**Aim of the task:**
Copy every line, leaving nothing out and adding nothing.

####

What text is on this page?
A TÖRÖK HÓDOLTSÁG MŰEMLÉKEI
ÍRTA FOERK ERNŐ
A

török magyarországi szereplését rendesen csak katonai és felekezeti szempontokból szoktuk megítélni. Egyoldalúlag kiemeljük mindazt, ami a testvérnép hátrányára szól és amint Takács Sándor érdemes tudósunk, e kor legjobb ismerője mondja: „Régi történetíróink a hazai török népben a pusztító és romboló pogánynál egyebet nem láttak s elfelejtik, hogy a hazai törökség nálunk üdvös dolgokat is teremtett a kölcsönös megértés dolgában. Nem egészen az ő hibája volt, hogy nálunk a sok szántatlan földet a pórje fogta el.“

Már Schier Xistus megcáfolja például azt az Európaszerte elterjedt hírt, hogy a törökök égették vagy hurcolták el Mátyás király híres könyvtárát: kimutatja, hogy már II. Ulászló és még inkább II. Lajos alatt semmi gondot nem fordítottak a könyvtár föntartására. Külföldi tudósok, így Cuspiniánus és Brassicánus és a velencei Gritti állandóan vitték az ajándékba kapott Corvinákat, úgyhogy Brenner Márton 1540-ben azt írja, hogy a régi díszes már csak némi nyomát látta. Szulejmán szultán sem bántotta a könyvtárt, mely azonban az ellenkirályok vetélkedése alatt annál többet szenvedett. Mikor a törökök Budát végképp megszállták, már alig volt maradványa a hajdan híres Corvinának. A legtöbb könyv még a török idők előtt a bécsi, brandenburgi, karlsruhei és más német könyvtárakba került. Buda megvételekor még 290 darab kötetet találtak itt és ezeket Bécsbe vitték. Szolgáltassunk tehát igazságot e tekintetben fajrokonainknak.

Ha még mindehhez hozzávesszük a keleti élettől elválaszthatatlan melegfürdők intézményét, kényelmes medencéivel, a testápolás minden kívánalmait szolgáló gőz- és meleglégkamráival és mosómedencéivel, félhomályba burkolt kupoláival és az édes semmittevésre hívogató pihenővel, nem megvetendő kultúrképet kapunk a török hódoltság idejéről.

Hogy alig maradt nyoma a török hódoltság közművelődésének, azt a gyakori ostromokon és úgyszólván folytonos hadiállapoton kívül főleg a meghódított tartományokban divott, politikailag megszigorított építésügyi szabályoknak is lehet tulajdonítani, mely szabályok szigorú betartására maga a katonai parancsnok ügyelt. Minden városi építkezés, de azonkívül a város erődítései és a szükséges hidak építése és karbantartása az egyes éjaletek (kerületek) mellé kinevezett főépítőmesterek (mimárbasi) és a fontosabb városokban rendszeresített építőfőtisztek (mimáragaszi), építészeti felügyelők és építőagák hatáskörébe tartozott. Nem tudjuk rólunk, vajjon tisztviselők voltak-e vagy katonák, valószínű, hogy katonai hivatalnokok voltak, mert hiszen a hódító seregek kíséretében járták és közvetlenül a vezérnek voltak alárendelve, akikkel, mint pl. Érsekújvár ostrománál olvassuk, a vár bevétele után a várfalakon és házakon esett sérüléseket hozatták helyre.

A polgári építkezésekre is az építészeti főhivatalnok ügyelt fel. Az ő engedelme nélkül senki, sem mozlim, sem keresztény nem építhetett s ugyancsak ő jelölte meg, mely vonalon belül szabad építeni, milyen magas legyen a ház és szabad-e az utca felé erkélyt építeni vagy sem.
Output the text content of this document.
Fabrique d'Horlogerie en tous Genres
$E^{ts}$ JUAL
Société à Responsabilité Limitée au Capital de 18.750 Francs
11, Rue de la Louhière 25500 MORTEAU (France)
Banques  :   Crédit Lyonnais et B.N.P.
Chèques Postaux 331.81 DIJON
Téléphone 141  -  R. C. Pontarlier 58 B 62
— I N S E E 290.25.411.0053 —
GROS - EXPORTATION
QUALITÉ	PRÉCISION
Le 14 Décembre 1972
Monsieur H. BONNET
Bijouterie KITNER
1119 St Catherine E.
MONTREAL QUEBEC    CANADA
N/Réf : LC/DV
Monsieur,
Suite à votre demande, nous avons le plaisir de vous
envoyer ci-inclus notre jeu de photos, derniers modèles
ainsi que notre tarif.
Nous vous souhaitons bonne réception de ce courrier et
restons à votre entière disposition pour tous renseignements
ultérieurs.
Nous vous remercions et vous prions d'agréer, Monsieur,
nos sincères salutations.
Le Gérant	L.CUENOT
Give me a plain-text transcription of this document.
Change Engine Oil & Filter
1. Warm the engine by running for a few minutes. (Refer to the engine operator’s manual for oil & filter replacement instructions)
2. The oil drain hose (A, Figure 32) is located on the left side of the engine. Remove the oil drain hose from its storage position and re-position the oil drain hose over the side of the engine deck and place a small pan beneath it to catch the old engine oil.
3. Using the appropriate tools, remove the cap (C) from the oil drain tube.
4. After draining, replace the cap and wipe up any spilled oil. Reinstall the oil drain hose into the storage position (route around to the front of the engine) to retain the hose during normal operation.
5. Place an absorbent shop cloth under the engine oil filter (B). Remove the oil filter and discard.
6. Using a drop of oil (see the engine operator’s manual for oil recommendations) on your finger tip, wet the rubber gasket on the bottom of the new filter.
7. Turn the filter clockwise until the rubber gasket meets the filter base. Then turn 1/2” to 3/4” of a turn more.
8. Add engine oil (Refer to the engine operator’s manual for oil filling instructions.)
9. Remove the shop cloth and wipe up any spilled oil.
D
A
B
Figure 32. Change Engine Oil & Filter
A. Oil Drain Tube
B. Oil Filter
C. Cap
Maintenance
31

####

**Final answer:**
What text is on this page?
A TÖRÖK HÓDOLTSÁG MŰEMLÉKEI
ÍRTA FOERK ERNŐ
A

török magyarországi szereplését rendesen csak katonai és felekezeti szempontokból szoktuk megítélni. Egyoldalúlag kiemeljük mindazt, ami a testvérnép hátrányára szól és amint Takács Sándor érdemes tudósunk, e kor legjobb ismerője mondja: „Régi történetíróink a hazai török népben a pusztító és romboló pogánynál egyebet nem láttak s elfelejtik, hogy a hazai törökség nálunk üdvös dolgokat is teremtett a kölcsönös megértés dolgában. Nem egészen az ő hibája volt, hogy nálunk a sok szántatlan földet a pórje fogta el.“

Már Schier Xistus megcáfolja például azt az Európaszerte elterjedt hírt, hogy a törökök égették vagy hurcolták el Mátyás király híres könyvtárát: kimutatja, hogy már II. Ulászló és még inkább II. Lajos alatt semmi gondot nem fordítottak a könyvtár föntartására. Külföldi tudósok, így Cuspiniánus és Brassicánus és a velencei Gritti állandóan vitték az ajándékba kapott Corvinákat, úgyhogy Brenner Márton 1540-ben azt írja, hogy a régi díszes már csak némi nyomát látta. Szulejmán szultán sem bántotta a könyvtárt, mely azonban az ellenkirályok vetélkedése alatt annál többet szenvedett. Mikor a törökök Budát végképp megszállták, már alig volt maradványa a hajdan híres Corvinának. A legtöbb könyv még a török idők előtt a bécsi, brandenburgi, karlsruhei és más német könyvtárakba került. Buda megvételekor még 290 darab kötetet találtak itt és ezeket Bécsbe vitték. Szolgáltassunk tehát igazságot e tekintetben fajrokonainknak.

Ha még mindehhez hozzávesszük a keleti élettől elválaszthatatlan melegfürdők intézményét, kényelmes medencéivel, a testápolás minden kívánalmait szolgáló gőz- és meleglégkamráival és mosómedencéivel, félhomályba burkolt kupoláival és az édes semmittevésre hívogató pihenővel, nem megvetendő kultúrképet kapunk a török hódoltság idejéről.

Hogy alig maradt nyoma a török hódoltság közművelődésének, azt a gyakori ostromokon és úgyszólván folytonos hadiállapoton kívül főleg a meghódított tartományokban divott, politikailag megszigorított építésügyi szabályoknak is lehet tulajdonítani, mely szabályok szigorú betartására maga a katonai parancsnok ügyelt. Minden városi építkezés, de azonkívül a város erődítései és a szükséges hidak építése és karbantartása az egyes éjaletek (kerületek) mellé kinevezett főépítőmesterek (mimárbasi) és a fontosabb városokban rendszeresített építőfőtisztek (mimáragaszi), építészeti felügyelők és építőagák hatáskörébe tartozott. Nem tudjuk rólunk, vajjon tisztviselők voltak-e vagy katonák, valószínű, hogy katonai hivatalnokok voltak, mert hiszen a hódító seregek kíséretében járták és közvetlenül a vezérnek voltak alárendelve, akikkel, mint pl. Érsekújvár ostrománál olvassuk, a vár bevétele után a várfalakon és házakon esett sérüléseket hozatták helyre.

A polgári építkezésekre is az építészeti főhivatalnok ügyelt fel. Az ő engedelme nélkül senki, sem mozlim, sem keresztény nem építhetett s ugyancsak ő jelölte meg, mely vonalon belül szabad építeni, milyen magas legyen a ház és szabad-e az utca felé erkélyt építeni vagy sem.
Output the text content of this document.
Fabrique d'Horlogerie en tous Genres
$E^{ts}$ JUAL
Société à Responsabilité Limitée au Capital de 18.750 Francs
11, Rue de la Louhière 25500 MORTEAU (France)
Banques  :   Crédit Lyonnais et B.N.P.
Chèques Postaux 331.81 DIJON
Téléphone 141  -  R. C. Pontarlier 58 B 62
— I N S E E 290.25.411.0053 —
GROS - EXPORTATION
QUALITÉ	PRÉCISION
Le 14 Décembre 1972
Monsieur H. BONNET
Bijouterie KITNER
1119 St Catherine E.
MONTREAL QUEBEC    CANADA
N/Réf : LC/DV
Monsieur,
Suite à votre demande, nous avons le plaisir de vous
envoyer ci-inclus notre jeu de photos, derniers modèles
ainsi que notre tarif.
Nous vous souhaitons bonne réception de ce courrier et
restons à votre entière disposition pour tous renseignements
ultérieurs.
Nous vous remercions et vous prions d'agréer, Monsieur,
nos sincères salutations.
Le Gérant	L.CUENOT
Give me a plain-text transcription of this document.
Change Engine Oil & Filter
1. Warm the engine by running for a few minutes. (Refer to the engine operator’s manual for oil & filter replacement instructions)
2. The oil drain hose (A, Figure 32) is located on the left side of the engine. Remove the oil drain hose from its storage position and re-position the oil drain hose over the side of the engine deck and place a small pan beneath it to catch the old engine oil.
3. Using the appropriate tools, remove the cap (C) from the oil drain tube.
4. After draining, replace the cap and wipe up any spilled oil. Reinstall the oil drain hose into the storage position (route around to the front of the engine) to retain the hose during normal operation.
5. Place an absorbent shop cloth under the engine oil filter (B). Remove the oil filter and discard.
6. Using a drop of oil (see the engine operator’s manual for oil recommendations) on your finger tip, wet the rubber gasket on the bottom of the new filter.
7. Turn the filter clockwise until the rubber gasket meets the filter base. Then turn 1/2” to 3/4” of a turn more.
8. Add engine oil (Refer to the engine operator’s manual for oil filling instructions.)
9. Remove the shop cloth and wipe up any spilled oil.
D
A
B
Figure 32. Change Engine Oil & Filter
A. Oil Drain Tube
B. Oil Filter
C. Cap
Maintenance
31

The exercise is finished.